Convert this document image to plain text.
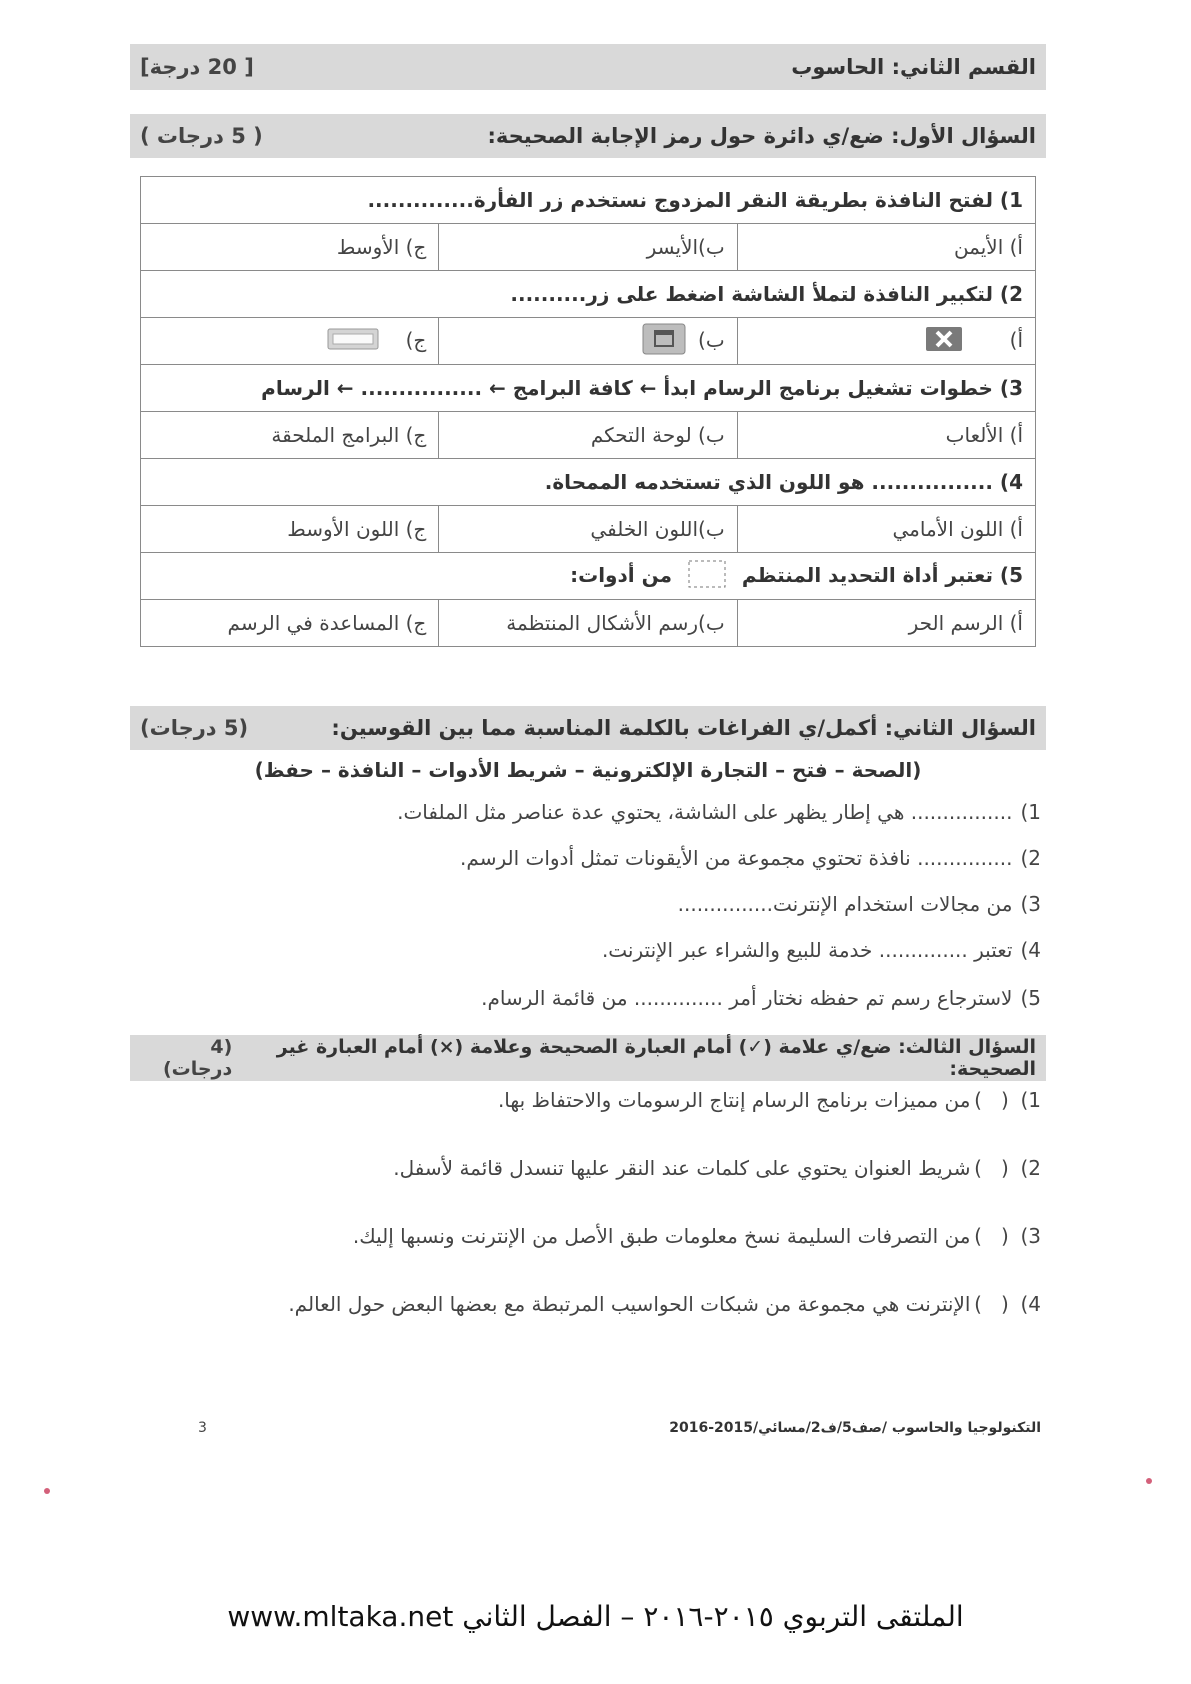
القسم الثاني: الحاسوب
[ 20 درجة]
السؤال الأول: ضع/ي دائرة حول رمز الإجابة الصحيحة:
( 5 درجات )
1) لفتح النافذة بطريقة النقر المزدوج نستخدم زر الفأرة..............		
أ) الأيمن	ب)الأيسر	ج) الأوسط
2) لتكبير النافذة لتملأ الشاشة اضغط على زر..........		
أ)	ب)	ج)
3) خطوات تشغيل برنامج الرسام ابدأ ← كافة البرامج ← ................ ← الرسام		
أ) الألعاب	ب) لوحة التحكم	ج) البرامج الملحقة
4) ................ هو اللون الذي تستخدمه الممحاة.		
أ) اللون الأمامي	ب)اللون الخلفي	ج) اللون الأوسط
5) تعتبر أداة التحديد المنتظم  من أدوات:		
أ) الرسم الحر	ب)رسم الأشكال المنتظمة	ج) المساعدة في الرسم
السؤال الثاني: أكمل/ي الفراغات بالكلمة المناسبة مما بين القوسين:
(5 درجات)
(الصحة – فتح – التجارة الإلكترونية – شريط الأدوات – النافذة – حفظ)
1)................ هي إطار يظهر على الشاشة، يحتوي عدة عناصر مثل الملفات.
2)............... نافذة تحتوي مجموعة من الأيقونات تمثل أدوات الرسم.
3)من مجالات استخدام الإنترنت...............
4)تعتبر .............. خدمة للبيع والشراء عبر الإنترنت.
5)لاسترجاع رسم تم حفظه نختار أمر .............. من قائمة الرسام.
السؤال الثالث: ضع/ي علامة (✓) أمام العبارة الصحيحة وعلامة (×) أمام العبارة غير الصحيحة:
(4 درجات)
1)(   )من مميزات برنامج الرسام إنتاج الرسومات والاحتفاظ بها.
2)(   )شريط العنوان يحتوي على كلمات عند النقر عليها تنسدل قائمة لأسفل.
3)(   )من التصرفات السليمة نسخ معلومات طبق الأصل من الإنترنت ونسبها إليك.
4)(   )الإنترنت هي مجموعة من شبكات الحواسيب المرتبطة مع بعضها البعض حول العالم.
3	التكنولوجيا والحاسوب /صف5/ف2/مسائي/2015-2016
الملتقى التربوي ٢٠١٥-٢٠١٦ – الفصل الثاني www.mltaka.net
§
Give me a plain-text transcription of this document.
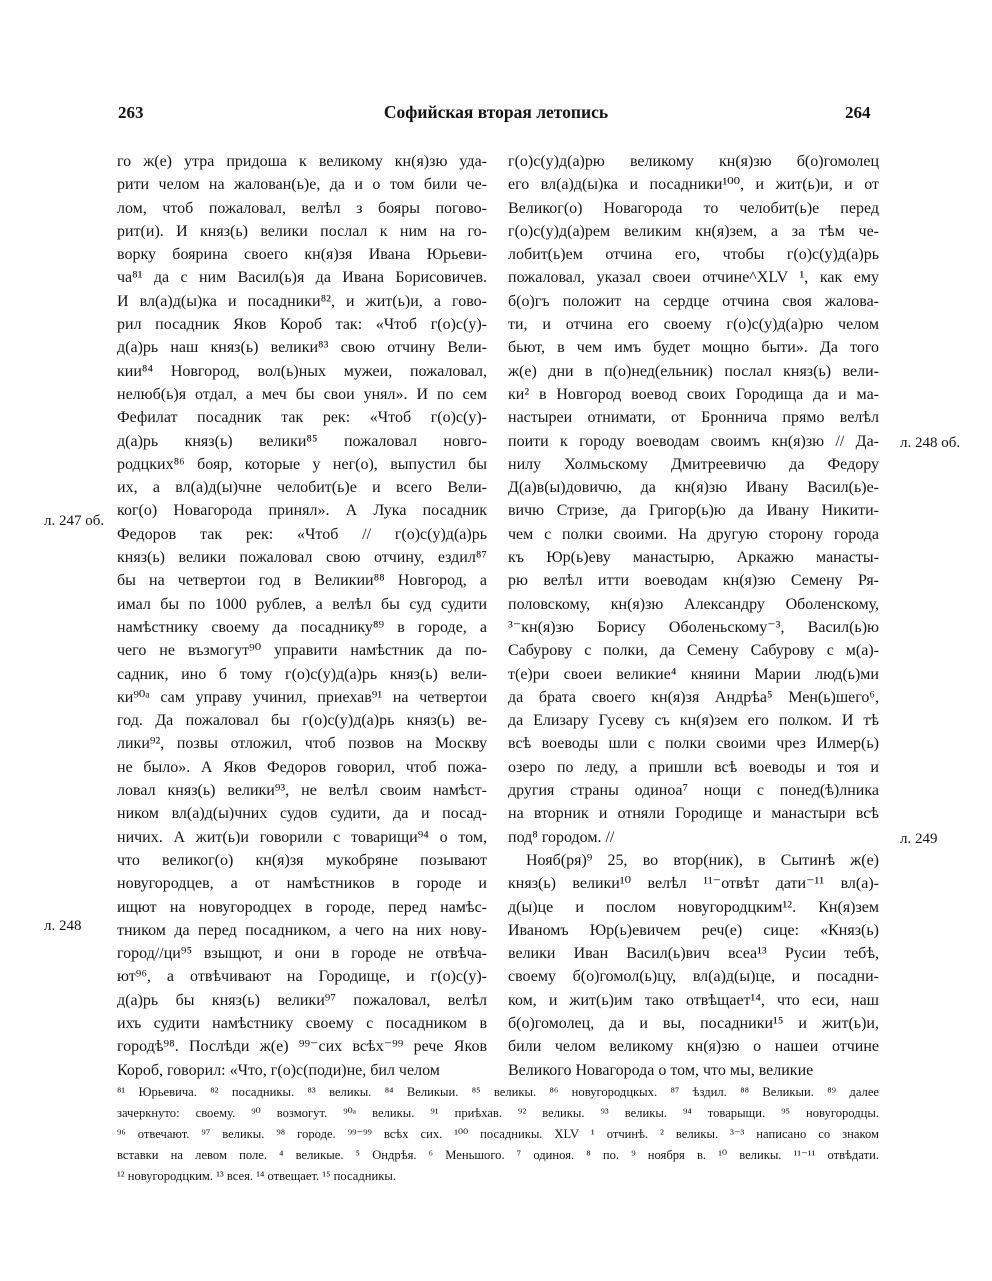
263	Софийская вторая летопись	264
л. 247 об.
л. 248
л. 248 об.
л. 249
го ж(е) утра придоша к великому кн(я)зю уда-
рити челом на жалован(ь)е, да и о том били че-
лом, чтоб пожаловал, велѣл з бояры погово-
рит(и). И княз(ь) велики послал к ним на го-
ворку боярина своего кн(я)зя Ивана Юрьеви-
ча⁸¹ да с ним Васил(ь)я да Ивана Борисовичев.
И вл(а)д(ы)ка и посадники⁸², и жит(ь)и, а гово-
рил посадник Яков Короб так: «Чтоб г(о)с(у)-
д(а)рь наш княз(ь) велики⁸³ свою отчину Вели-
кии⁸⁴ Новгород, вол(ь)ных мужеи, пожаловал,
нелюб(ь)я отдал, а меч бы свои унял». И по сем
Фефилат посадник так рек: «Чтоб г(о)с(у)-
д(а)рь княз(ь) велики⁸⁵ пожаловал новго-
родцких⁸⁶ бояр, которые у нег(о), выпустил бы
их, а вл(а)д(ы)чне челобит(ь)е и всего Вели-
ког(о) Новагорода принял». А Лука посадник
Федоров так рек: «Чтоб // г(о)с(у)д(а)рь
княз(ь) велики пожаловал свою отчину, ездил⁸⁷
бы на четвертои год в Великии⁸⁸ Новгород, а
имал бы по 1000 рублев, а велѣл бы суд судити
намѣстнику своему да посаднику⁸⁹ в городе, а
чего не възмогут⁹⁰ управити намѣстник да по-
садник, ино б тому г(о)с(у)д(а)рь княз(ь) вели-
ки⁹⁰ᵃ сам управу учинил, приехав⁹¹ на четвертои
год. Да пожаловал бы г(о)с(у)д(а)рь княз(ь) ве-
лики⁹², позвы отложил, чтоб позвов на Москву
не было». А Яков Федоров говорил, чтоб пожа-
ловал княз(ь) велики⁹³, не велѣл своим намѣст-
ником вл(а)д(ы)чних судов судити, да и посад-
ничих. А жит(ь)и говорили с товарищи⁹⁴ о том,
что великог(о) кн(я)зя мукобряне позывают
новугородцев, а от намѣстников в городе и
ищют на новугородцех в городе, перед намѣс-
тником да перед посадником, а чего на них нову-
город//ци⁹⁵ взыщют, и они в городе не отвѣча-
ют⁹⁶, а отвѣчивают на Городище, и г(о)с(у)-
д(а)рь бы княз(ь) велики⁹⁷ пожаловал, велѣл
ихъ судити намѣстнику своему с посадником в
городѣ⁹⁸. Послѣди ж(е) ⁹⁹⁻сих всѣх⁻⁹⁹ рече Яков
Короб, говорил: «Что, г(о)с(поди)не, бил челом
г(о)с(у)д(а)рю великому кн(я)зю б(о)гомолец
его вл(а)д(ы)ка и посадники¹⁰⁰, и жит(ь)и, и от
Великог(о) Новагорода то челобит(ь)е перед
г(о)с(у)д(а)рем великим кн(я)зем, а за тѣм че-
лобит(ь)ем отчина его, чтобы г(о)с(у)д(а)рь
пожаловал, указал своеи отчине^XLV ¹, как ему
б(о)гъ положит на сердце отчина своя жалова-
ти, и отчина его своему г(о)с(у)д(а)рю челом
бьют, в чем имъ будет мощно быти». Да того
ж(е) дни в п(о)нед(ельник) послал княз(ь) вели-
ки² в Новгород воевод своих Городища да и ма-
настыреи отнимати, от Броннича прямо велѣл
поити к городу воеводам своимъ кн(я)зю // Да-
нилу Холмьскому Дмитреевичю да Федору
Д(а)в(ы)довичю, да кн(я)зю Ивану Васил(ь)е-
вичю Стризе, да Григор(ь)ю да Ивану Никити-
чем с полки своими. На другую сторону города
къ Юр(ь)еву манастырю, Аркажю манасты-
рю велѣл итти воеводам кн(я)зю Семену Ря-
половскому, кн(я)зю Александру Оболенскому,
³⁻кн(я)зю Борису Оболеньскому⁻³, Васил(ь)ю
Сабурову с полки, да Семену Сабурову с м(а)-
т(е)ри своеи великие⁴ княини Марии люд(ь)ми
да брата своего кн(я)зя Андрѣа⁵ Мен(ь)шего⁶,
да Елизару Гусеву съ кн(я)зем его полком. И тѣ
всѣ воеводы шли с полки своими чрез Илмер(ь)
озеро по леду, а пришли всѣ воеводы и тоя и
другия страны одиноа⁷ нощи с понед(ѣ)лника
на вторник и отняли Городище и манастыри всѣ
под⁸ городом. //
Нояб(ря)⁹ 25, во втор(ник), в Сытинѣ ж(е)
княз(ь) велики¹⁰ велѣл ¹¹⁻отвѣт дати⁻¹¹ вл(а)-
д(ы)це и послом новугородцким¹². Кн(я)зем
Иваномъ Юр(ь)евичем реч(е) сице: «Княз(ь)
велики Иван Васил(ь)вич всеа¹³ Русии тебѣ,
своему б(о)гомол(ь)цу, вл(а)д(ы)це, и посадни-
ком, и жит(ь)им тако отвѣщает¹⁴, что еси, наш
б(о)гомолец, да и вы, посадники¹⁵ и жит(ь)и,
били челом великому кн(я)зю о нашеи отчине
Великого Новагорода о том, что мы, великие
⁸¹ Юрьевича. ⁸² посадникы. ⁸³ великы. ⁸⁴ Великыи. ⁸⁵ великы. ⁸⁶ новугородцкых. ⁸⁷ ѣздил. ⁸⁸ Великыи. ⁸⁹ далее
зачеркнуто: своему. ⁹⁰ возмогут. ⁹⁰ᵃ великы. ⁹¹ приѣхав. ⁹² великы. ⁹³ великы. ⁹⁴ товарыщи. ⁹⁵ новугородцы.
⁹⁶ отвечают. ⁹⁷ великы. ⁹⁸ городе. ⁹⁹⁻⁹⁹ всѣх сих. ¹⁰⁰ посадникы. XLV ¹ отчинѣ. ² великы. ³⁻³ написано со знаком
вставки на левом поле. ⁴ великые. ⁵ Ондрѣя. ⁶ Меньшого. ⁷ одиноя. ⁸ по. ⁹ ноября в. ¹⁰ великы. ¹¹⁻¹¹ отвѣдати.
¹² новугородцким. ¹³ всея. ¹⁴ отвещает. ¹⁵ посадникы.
§
• [Written request]: In the entries above, find every line holding the word "الثاني" and copy it out.

• [Response below]:
القسم الثاني: الحاسوب
السؤال الثاني: أكمل/ي الفراغات بالكلمة المناسبة مما بين القوسين:
الملتقى التربوي ٢٠١٥-٢٠١٦ – الفصل الثاني www.mltaka.net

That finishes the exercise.